The task = Print every line of the listing exactly, please.

Materials provided =
⟨

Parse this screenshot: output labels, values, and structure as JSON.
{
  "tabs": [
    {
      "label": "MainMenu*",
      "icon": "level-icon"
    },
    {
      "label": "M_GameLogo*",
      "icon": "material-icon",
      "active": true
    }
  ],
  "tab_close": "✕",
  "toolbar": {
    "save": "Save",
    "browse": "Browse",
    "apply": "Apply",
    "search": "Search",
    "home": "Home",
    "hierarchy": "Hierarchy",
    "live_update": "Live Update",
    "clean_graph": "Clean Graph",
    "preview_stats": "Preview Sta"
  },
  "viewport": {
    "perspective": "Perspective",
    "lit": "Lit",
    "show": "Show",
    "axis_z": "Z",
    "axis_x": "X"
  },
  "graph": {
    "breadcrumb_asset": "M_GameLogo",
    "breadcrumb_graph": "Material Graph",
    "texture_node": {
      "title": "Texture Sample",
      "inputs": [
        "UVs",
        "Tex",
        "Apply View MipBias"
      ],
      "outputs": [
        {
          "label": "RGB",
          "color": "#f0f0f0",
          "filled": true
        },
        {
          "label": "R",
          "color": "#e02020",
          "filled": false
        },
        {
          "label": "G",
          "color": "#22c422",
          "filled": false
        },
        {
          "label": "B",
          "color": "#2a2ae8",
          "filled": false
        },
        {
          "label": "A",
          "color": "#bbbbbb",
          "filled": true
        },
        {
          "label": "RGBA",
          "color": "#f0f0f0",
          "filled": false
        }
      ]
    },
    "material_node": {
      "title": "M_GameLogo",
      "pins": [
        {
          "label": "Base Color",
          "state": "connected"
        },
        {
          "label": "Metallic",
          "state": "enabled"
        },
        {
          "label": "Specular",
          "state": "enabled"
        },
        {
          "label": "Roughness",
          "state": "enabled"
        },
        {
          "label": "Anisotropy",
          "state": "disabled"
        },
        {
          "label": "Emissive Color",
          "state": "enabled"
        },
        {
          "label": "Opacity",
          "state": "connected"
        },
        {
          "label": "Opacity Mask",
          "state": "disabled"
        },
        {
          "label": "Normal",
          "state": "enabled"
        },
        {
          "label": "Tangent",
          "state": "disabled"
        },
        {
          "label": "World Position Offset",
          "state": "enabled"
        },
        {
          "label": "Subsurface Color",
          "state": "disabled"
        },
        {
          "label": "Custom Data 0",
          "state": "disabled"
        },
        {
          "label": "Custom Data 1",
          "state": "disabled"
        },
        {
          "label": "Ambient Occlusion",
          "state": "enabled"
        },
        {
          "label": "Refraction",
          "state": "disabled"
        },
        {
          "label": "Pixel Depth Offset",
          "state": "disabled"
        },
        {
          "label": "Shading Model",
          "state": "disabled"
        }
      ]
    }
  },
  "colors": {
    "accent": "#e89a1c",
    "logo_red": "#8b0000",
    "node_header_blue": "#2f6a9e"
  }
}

⟩

Answer to the task =
Parse this screenshot: output labels, values, and structure as JSON.
{
  "tabs": [
    {
      "label": "MainMenu*",
      "icon": "level-icon"
    },
    {
      "label": "M_GameLogo*",
      "icon": "material-icon",
      "active": true
    }
  ],
  "tab_close": "✕",
  "toolbar": {
    "save": "Save",
    "browse": "Browse",
    "apply": "Apply",
    "search": "Search",
    "home": "Home",
    "hierarchy": "Hierarchy",
    "live_update": "Live Update",
    "clean_graph": "Clean Graph",
    "preview_stats": "Preview Sta"
  },
  "viewport": {
    "perspective": "Perspective",
    "lit": "Lit",
    "show": "Show",
    "axis_z": "Z",
    "axis_x": "X"
  },
  "graph": {
    "breadcrumb_asset": "M_GameLogo",
    "breadcrumb_graph": "Material Graph",
    "texture_node": {
      "title": "Texture Sample",
      "inputs": [
        "UVs",
        "Tex",
        "Apply View MipBias"
      ],
      "outputs": [
        {
          "label": "RGB",
          "color": "#f0f0f0",
          "filled": true
        },
        {
          "label": "R",
          "color": "#e02020",
          "filled": false
        },
        {
          "label": "G",
          "color": "#22c422",
          "filled": false
        },
        {
          "label": "B",
          "color": "#2a2ae8",
          "filled": false
        },
        {
          "label": "A",
          "color": "#bbbbbb",
          "filled": true
        },
        {
          "label": "RGBA",
          "color": "#f0f0f0",
          "filled": false
        }
      ]
    },
    "material_node": {
      "title": "M_GameLogo",
      "pins": [
        {
          "label": "Base Color",
          "state": "connected"
        },
        {
          "label": "Metallic",
          "state": "enabled"
        },
        {
          "label": "Specular",
          "state": "enabled"
        },
        {
          "label": "Roughness",
          "state": "enabled"
        },
        {
          "label": "Anisotropy",
          "state": "disabled"
        },
        {
          "label": "Emissive Color",
          "state": "enabled"
        },
        {
          "label": "Opacity",
          "state": "connected"
        },
        {
          "label": "Opacity Mask",
          "state": "disabled"
        },
        {
          "label": "Normal",
          "state": "enabled"
        },
        {
          "label": "Tangent",
          "state": "disabled"
        },
        {
          "label": "World Position Offset",
          "state": "enabled"
        },
        {
          "label": "Subsurface Color",
          "state": "disabled"
        },
        {
          "label": "Custom Data 0",
          "state": "disabled"
        },
        {
          "label": "Custom Data 1",
          "state": "disabled"
        },
        {
          "label": "Ambient Occlusion",
          "state": "enabled"
        },
        {
          "label": "Refraction",
          "state": "disabled"
        },
        {
          "label": "Pixel Depth Offset",
          "state": "disabled"
        },
        {
          "label": "Shading Model",
          "state": "disabled"
        }
      ]
    }
  },
  "colors": {
    "accent": "#e89a1c",
    "logo_red": "#8b0000",
    "node_header_blue": "#2f6a9e"
  }
}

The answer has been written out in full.